▶ **WHAT NEEDS TO BE DONE**:
Repeat every line exactly, keeping the pictures out of the copy.

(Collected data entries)
===
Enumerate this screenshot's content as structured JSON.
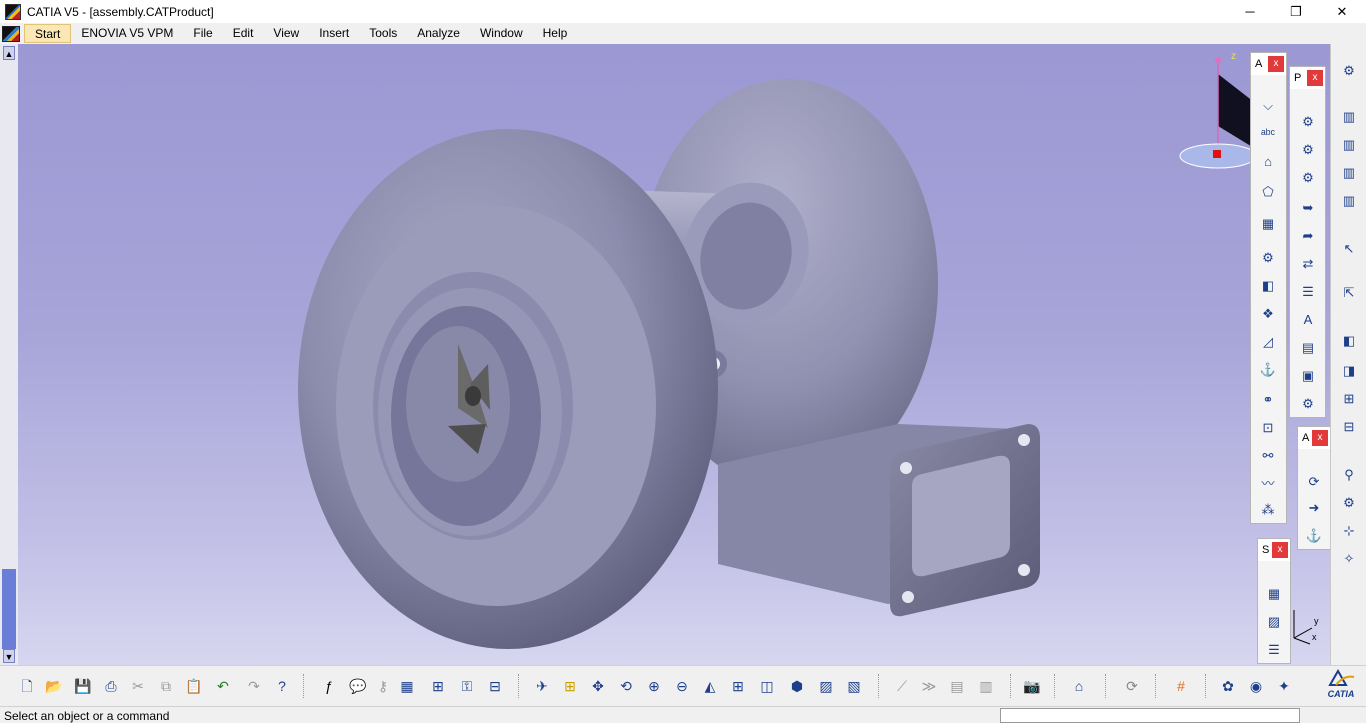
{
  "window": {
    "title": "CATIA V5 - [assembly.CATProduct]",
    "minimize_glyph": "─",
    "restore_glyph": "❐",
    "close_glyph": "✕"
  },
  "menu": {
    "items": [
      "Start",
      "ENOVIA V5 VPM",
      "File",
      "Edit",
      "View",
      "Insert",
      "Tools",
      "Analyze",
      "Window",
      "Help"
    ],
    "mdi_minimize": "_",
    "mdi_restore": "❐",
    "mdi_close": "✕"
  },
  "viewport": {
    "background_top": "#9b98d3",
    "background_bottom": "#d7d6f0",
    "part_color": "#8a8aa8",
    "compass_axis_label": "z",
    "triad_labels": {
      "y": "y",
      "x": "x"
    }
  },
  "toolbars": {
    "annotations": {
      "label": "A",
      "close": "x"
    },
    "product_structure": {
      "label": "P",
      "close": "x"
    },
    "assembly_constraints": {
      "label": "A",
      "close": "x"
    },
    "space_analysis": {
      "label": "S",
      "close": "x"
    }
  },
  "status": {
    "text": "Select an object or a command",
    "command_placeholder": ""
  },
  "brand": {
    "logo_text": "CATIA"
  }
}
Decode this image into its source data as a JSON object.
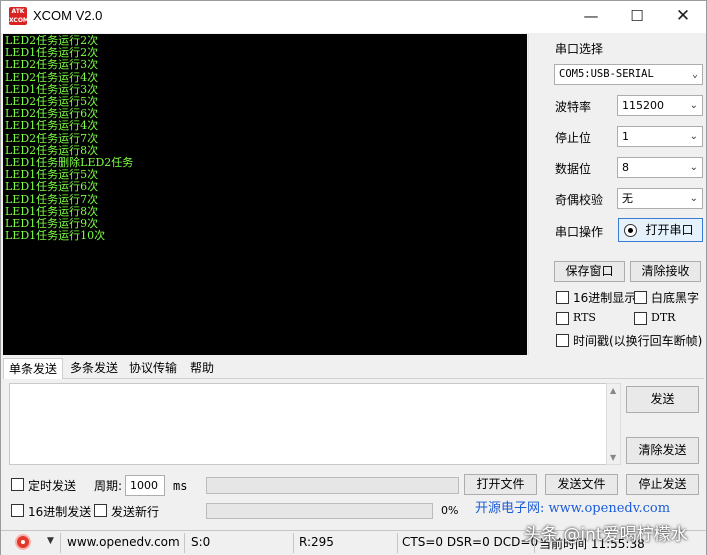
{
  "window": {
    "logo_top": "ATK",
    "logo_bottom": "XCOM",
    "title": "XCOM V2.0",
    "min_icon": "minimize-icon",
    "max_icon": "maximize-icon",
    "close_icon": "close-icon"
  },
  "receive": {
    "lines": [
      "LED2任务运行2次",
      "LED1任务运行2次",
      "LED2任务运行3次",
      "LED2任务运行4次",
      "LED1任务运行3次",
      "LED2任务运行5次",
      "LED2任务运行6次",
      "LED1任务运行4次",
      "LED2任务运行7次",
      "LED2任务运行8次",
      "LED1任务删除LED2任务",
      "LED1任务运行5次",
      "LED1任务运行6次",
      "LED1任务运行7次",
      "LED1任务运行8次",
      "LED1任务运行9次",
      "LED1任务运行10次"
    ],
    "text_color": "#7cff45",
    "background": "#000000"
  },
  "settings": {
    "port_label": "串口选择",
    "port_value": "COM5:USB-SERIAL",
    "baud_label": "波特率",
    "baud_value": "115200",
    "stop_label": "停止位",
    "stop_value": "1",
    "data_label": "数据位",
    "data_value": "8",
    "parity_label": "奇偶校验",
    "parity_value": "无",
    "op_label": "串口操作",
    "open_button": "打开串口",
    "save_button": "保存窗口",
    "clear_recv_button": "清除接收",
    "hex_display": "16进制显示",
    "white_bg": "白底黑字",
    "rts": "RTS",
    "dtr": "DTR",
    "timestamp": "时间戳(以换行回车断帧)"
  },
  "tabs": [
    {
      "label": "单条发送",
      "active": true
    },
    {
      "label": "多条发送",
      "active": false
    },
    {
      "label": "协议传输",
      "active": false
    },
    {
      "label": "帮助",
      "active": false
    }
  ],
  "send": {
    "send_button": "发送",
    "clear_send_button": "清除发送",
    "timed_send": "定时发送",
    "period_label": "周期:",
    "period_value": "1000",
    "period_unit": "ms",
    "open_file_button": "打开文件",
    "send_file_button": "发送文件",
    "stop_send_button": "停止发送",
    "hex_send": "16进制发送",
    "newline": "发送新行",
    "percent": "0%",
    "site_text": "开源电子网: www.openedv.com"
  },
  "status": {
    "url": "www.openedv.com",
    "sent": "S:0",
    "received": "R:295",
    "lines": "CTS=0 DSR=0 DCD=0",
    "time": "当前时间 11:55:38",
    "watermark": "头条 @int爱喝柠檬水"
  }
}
===
▶ **RESPONSE TO THIS EXERCISE**:
Enumerate this screenshot's content as structured JSON.
{
  "window": {
    "title": "CATIA V5 - [assembly.CATProduct]",
    "minimize_glyph": "─",
    "restore_glyph": "❐",
    "close_glyph": "✕"
  },
  "menu": {
    "items": [
      "Start",
      "ENOVIA V5 VPM",
      "File",
      "Edit",
      "View",
      "Insert",
      "Tools",
      "Analyze",
      "Window",
      "Help"
    ],
    "mdi_minimize": "_",
    "mdi_restore": "❐",
    "mdi_close": "✕"
  },
  "viewport": {
    "background_top": "#9b98d3",
    "background_bottom": "#d7d6f0",
    "part_color": "#8a8aa8",
    "compass_axis_label": "z",
    "triad_labels": {
      "y": "y",
      "x": "x"
    }
  },
  "toolbars": {
    "annotations": {
      "label": "A",
      "close": "x"
    },
    "product_structure": {
      "label": "P",
      "close": "x"
    },
    "assembly_constraints": {
      "label": "A",
      "close": "x"
    },
    "space_analysis": {
      "label": "S",
      "close": "x"
    }
  },
  "status": {
    "text": "Select an object or a command",
    "command_placeholder": ""
  },
  "brand": {
    "logo_text": "CATIA"
  }
}
Decode this image into its source data as a JSON object.
{
  "window": {
    "logo_top": "ATK",
    "logo_bottom": "XCOM",
    "title": "XCOM V2.0",
    "min_icon": "minimize-icon",
    "max_icon": "maximize-icon",
    "close_icon": "close-icon"
  },
  "receive": {
    "lines": [
      "LED2任务运行2次",
      "LED1任务运行2次",
      "LED2任务运行3次",
      "LED2任务运行4次",
      "LED1任务运行3次",
      "LED2任务运行5次",
      "LED2任务运行6次",
      "LED1任务运行4次",
      "LED2任务运行7次",
      "LED2任务运行8次",
      "LED1任务删除LED2任务",
      "LED1任务运行5次",
      "LED1任务运行6次",
      "LED1任务运行7次",
      "LED1任务运行8次",
      "LED1任务运行9次",
      "LED1任务运行10次"
    ],
    "text_color": "#7cff45",
    "background": "#000000"
  },
  "settings": {
    "port_label": "串口选择",
    "port_value": "COM5:USB-SERIAL",
    "baud_label": "波特率",
    "baud_value": "115200",
    "stop_label": "停止位",
    "stop_value": "1",
    "data_label": "数据位",
    "data_value": "8",
    "parity_label": "奇偶校验",
    "parity_value": "无",
    "op_label": "串口操作",
    "open_button": "打开串口",
    "save_button": "保存窗口",
    "clear_recv_button": "清除接收",
    "hex_display": "16进制显示",
    "white_bg": "白底黑字",
    "rts": "RTS",
    "dtr": "DTR",
    "timestamp": "时间戳(以换行回车断帧)"
  },
  "tabs": [
    {
      "label": "单条发送",
      "active": true
    },
    {
      "label": "多条发送",
      "active": false
    },
    {
      "label": "协议传输",
      "active": false
    },
    {
      "label": "帮助",
      "active": false
    }
  ],
  "send": {
    "send_button": "发送",
    "clear_send_button": "清除发送",
    "timed_send": "定时发送",
    "period_label": "周期:",
    "period_value": "1000",
    "period_unit": "ms",
    "open_file_button": "打开文件",
    "send_file_button": "发送文件",
    "stop_send_button": "停止发送",
    "hex_send": "16进制发送",
    "newline": "发送新行",
    "percent": "0%",
    "site_text": "开源电子网: www.openedv.com"
  },
  "status": {
    "url": "www.openedv.com",
    "sent": "S:0",
    "received": "R:295",
    "lines": "CTS=0 DSR=0 DCD=0",
    "time": "当前时间 11:55:38",
    "watermark": "头条 @int爱喝柠檬水"
  }
}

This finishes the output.